*RECORDS FOR PROCESSING*:
--------------------------------------------------

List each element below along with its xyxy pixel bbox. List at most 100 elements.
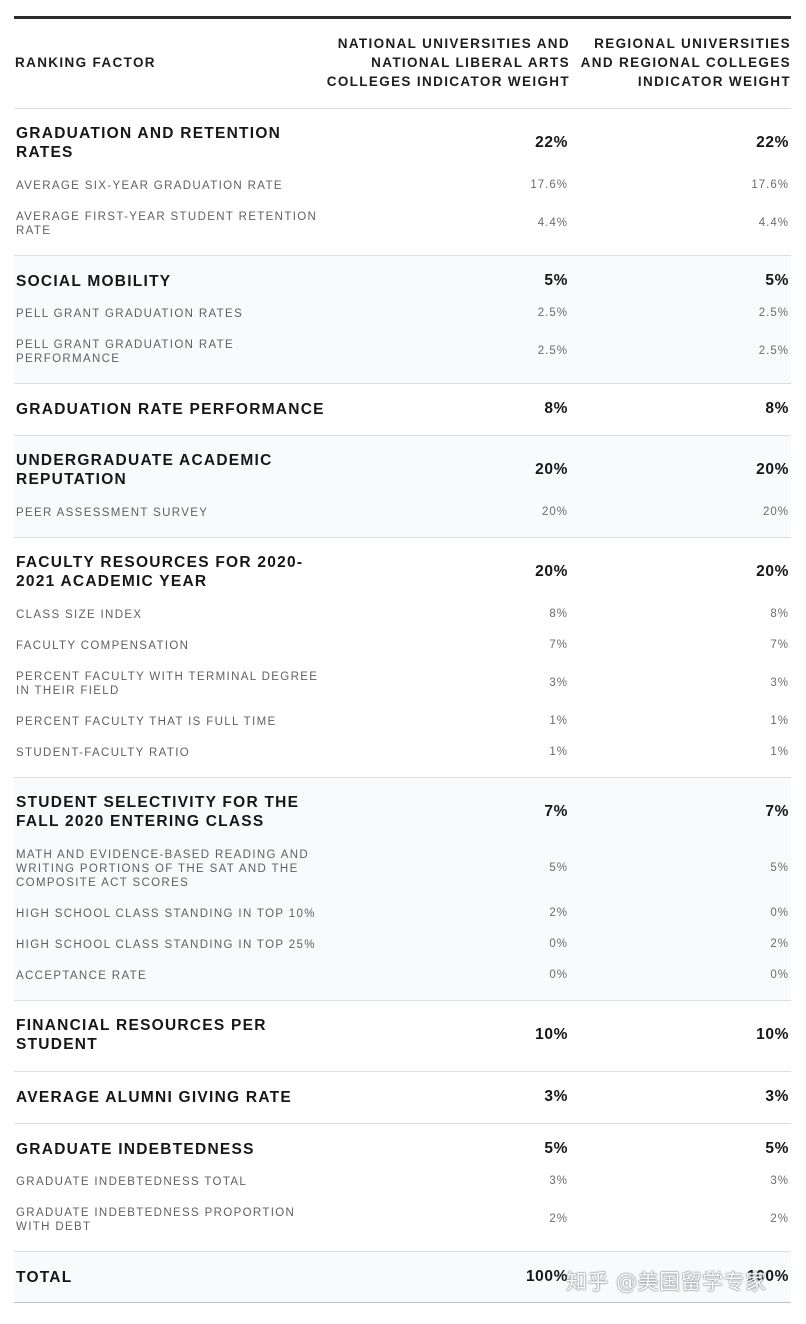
sub-regional-weight: 4.4% (758, 217, 789, 229)
factor-row-graduation-and-retention-rates: GRADUATION AND RETENTION RATES 22% 22% (14, 124, 791, 162)
national-weight: 22% (535, 134, 568, 151)
factor-name: GRADUATE INDEBTEDNESS (16, 1140, 255, 1158)
regional-weight: 3% (765, 1088, 789, 1105)
sub-factor-row: AVERAGE SIX-YEAR GRADUATION RATE 17.6% 17.… (14, 179, 791, 193)
regional-weight: 7% (765, 803, 789, 820)
row-divider (14, 1071, 791, 1072)
sub-regional-weight: 3% (770, 1175, 789, 1187)
regional-weight: 20% (756, 461, 789, 478)
sub-national-weight: 0% (549, 938, 568, 950)
sub-national-weight: 20% (541, 506, 568, 518)
sub-factor-row: CLASS SIZE INDEX 8% 8% (14, 608, 791, 622)
regional-weight: 10% (756, 1026, 789, 1043)
sub-factor-row: HIGH SCHOOL CLASS STANDING IN TOP 10% 2% 0… (14, 907, 791, 921)
header-national-weight: NATIONAL UNIVERSITIES AND NATIONAL LIBER… (326, 36, 570, 89)
sub-factor-row: HIGH SCHOOL CLASS STANDING IN TOP 25% 0% 2… (14, 938, 791, 952)
sub-factor-name: AVERAGE FIRST-YEAR STUDENT RETENTION RAT… (16, 211, 318, 237)
factor-row-total: TOTAL 100% 100% (14, 1268, 791, 1287)
factor-row-student-selectivity-for-the-fall-2020-entering-class: STUDENT SELECTIVITY FOR THE FALL 2020 EN… (14, 793, 791, 831)
factor-name: TOTAL (16, 1268, 73, 1286)
national-weight: 3% (544, 1088, 568, 1105)
factor-name: STUDENT SELECTIVITY FOR THE FALL 2020 EN… (16, 794, 300, 830)
group-background (14, 1251, 791, 1302)
national-weight: 20% (535, 563, 568, 580)
sub-factor-name: GRADUATE INDEBTEDNESS TOTAL (16, 1176, 248, 1188)
sub-regional-weight: 2.5% (758, 307, 789, 319)
factor-row-undergraduate-academic-reputation: UNDERGRADUATE ACADEMIC REPUTATION 20% 20% (14, 451, 791, 489)
sub-regional-weight: 8% (770, 608, 789, 620)
sub-factor-row: MATH AND EVIDENCE-BASED READING AND WRIT… (14, 848, 791, 890)
sub-national-weight: 0% (549, 969, 568, 981)
sub-factor-row: GRADUATE INDEBTEDNESS PROPORTION WITH DE… (14, 1206, 791, 1234)
sub-national-weight: 4.4% (537, 217, 568, 229)
row-divider (14, 777, 791, 778)
table-top-rule (14, 16, 791, 19)
national-weight: 7% (544, 803, 568, 820)
table-header: RANKING FACTOR NATIONAL UNIVERSITIES AND… (14, 19, 791, 109)
sub-factor-row: PELL GRANT GRADUATION RATE PERFORMANCE 2.… (14, 338, 791, 366)
national-weight: 5% (544, 272, 568, 289)
sub-factor-name: PEER ASSESSMENT SURVEY (16, 507, 209, 519)
watermark: 知乎 @美国留学专家 (566, 1270, 767, 1294)
factor-name: UNDERGRADUATE ACADEMIC REPUTATION (16, 452, 273, 488)
sub-factor-name: AVERAGE SIX-YEAR GRADUATION RATE (16, 180, 283, 192)
factor-name: SOCIAL MOBILITY (16, 272, 172, 290)
sub-national-weight: 1% (549, 746, 568, 758)
sub-regional-weight: 7% (770, 639, 789, 651)
group-background (14, 777, 791, 1000)
sub-factor-row: PEER ASSESSMENT SURVEY 20% 20% (14, 506, 791, 520)
sub-national-weight: 3% (549, 1175, 568, 1187)
sub-national-weight: 7% (549, 639, 568, 651)
sub-regional-weight: 2% (770, 938, 789, 950)
national-weight: 8% (544, 400, 568, 417)
factor-name: GRADUATION RATE PERFORMANCE (16, 400, 325, 418)
sub-factor-row: GRADUATE INDEBTEDNESS TOTAL 3% 3% (14, 1175, 791, 1189)
regional-weight: 20% (756, 563, 789, 580)
table-bottom-rule (14, 1302, 791, 1303)
row-divider (14, 537, 791, 538)
national-weight: 20% (535, 461, 568, 478)
sub-factor-row: STUDENT-FACULTY RATIO 1% 1% (14, 746, 791, 760)
national-weight: 10% (535, 1026, 568, 1043)
sub-regional-weight: 1% (770, 715, 789, 727)
sub-national-weight: 3% (549, 677, 568, 689)
sub-factor-row: ACCEPTANCE RATE 0% 0% (14, 969, 791, 983)
group-background (14, 435, 791, 537)
row-divider (14, 435, 791, 436)
national-weight: 100% (525, 1268, 568, 1285)
factor-row-faculty-resources-for-2020-2021-academic-year: FACULTY RESOURCES FOR 2020- 2021 ACADEMI… (14, 553, 791, 591)
sub-factor-row: PERCENT FACULTY WITH TERMINAL DEGREE IN … (14, 670, 791, 698)
row-divider (14, 1251, 791, 1252)
sub-factor-row: FACULTY COMPENSATION 7% 7% (14, 639, 791, 653)
group-background (14, 255, 791, 383)
sub-regional-weight: 1% (770, 746, 789, 758)
sub-national-weight: 17.6% (530, 179, 568, 191)
sub-factor-name: GRADUATE INDEBTEDNESS PROPORTION WITH DE… (16, 1207, 296, 1233)
sub-factor-name: HIGH SCHOOL CLASS STANDING IN TOP 10% (16, 908, 316, 920)
header-ranking-factor: RANKING FACTOR (15, 55, 156, 70)
header-regional-weight: REGIONAL UNIVERSITIES AND REGIONAL COLLE… (580, 36, 791, 89)
factor-row-average-alumni-giving-rate: AVERAGE ALUMNI GIVING RATE 3% 3% (14, 1088, 791, 1107)
sub-factor-name: STUDENT-FACULTY RATIO (16, 747, 191, 759)
row-divider (14, 1000, 791, 1001)
factor-row-graduation-rate-performance: GRADUATION RATE PERFORMANCE 8% 8% (14, 400, 791, 419)
sub-regional-weight: 0% (770, 907, 789, 919)
regional-weight: 5% (765, 272, 789, 289)
sub-regional-weight: 2.5% (758, 345, 789, 357)
factor-row-financial-resources-per-student: FINANCIAL RESOURCES PER STUDENT 10% 10% (14, 1016, 791, 1054)
factor-name: FACULTY RESOURCES FOR 2020- 2021 ACADEMI… (16, 554, 304, 590)
sub-regional-weight: 2% (770, 1213, 789, 1225)
regional-weight: 8% (765, 400, 789, 417)
sub-national-weight: 2% (549, 1213, 568, 1225)
sub-regional-weight: 5% (770, 862, 789, 874)
factor-row-graduate-indebtedness: GRADUATE INDEBTEDNESS 5% 5% (14, 1140, 791, 1159)
sub-regional-weight: 20% (762, 506, 789, 518)
sub-regional-weight: 17.6% (751, 179, 789, 191)
sub-factor-name: FACULTY COMPENSATION (16, 640, 190, 652)
national-weight: 5% (544, 1140, 568, 1157)
regional-weight: 5% (765, 1140, 789, 1157)
sub-factor-row: PELL GRANT GRADUATION RATES 2.5% 2.5% (14, 307, 791, 321)
sub-factor-name: MATH AND EVIDENCE-BASED READING AND WRIT… (16, 849, 310, 889)
sub-factor-row: PERCENT FACULTY THAT IS FULL TIME 1% 1% (14, 715, 791, 729)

--------------------------------------------------

*TASK INSTRUCTIONS*: Print everything from the entry line "sub-regional-weight: 4.4% (758, 217, 789, 229)" down to the entry line "national-weight: 20% (535, 563, 568, 580)", reproducing each line exactly.

*OUTPUT OF THE EXERCISE*:
sub-regional-weight: 4.4% (758, 217, 789, 229)
factor-row-graduation-and-retention-rates: GRADUATION AND RETENTION RATES 22% 22% (14, 124, 791, 162)
national-weight: 22% (535, 134, 568, 151)
factor-name: GRADUATE INDEBTEDNESS (16, 1140, 255, 1158)
regional-weight: 3% (765, 1088, 789, 1105)
sub-factor-row: AVERAGE SIX-YEAR GRADUATION RATE 17.6% 17.… (14, 179, 791, 193)
regional-weight: 7% (765, 803, 789, 820)
row-divider (14, 1071, 791, 1072)
sub-regional-weight: 3% (770, 1175, 789, 1187)
regional-weight: 20% (756, 461, 789, 478)
sub-national-weight: 0% (549, 938, 568, 950)
sub-national-weight: 20% (541, 506, 568, 518)
sub-factor-row: CLASS SIZE INDEX 8% 8% (14, 608, 791, 622)
regional-weight: 10% (756, 1026, 789, 1043)
sub-factor-row: HIGH SCHOOL CLASS STANDING IN TOP 10% 2% 0… (14, 907, 791, 921)
header-national-weight: NATIONAL UNIVERSITIES AND NATIONAL LIBER… (326, 36, 570, 89)
sub-factor-row: HIGH SCHOOL CLASS STANDING IN TOP 25% 0% 2… (14, 938, 791, 952)
sub-factor-name: AVERAGE FIRST-YEAR STUDENT RETENTION RAT… (16, 211, 318, 237)
factor-row-total: TOTAL 100% 100% (14, 1268, 791, 1287)
factor-row-student-selectivity-for-the-fall-2020-entering-class: STUDENT SELECTIVITY FOR THE FALL 2020 EN… (14, 793, 791, 831)
factor-name: TOTAL (16, 1268, 73, 1286)
national-weight: 3% (544, 1088, 568, 1105)
factor-name: STUDENT SELECTIVITY FOR THE FALL 2020 EN… (16, 794, 300, 830)
group-background (14, 1251, 791, 1302)
national-weight: 20% (535, 563, 568, 580)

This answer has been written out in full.